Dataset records
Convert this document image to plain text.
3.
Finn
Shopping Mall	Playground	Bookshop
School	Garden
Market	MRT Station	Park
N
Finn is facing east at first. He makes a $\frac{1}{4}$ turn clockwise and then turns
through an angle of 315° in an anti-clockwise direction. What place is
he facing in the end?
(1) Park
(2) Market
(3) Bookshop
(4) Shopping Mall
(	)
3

Task directions
Write out every entry above, word for word.

Task answer
Convert this document image to plain text.
3.
Finn
Shopping Mall	Playground	Bookshop
School	Garden
Market	MRT Station	Park
N
Finn is facing east at first. He makes a $\frac{1}{4}$ turn clockwise and then turns
through an angle of 315° in an anti-clockwise direction. What place is
he facing in the end?
(1) Park
(2) Market
(3) Bookshop
(4) Shopping Mall
(	)
3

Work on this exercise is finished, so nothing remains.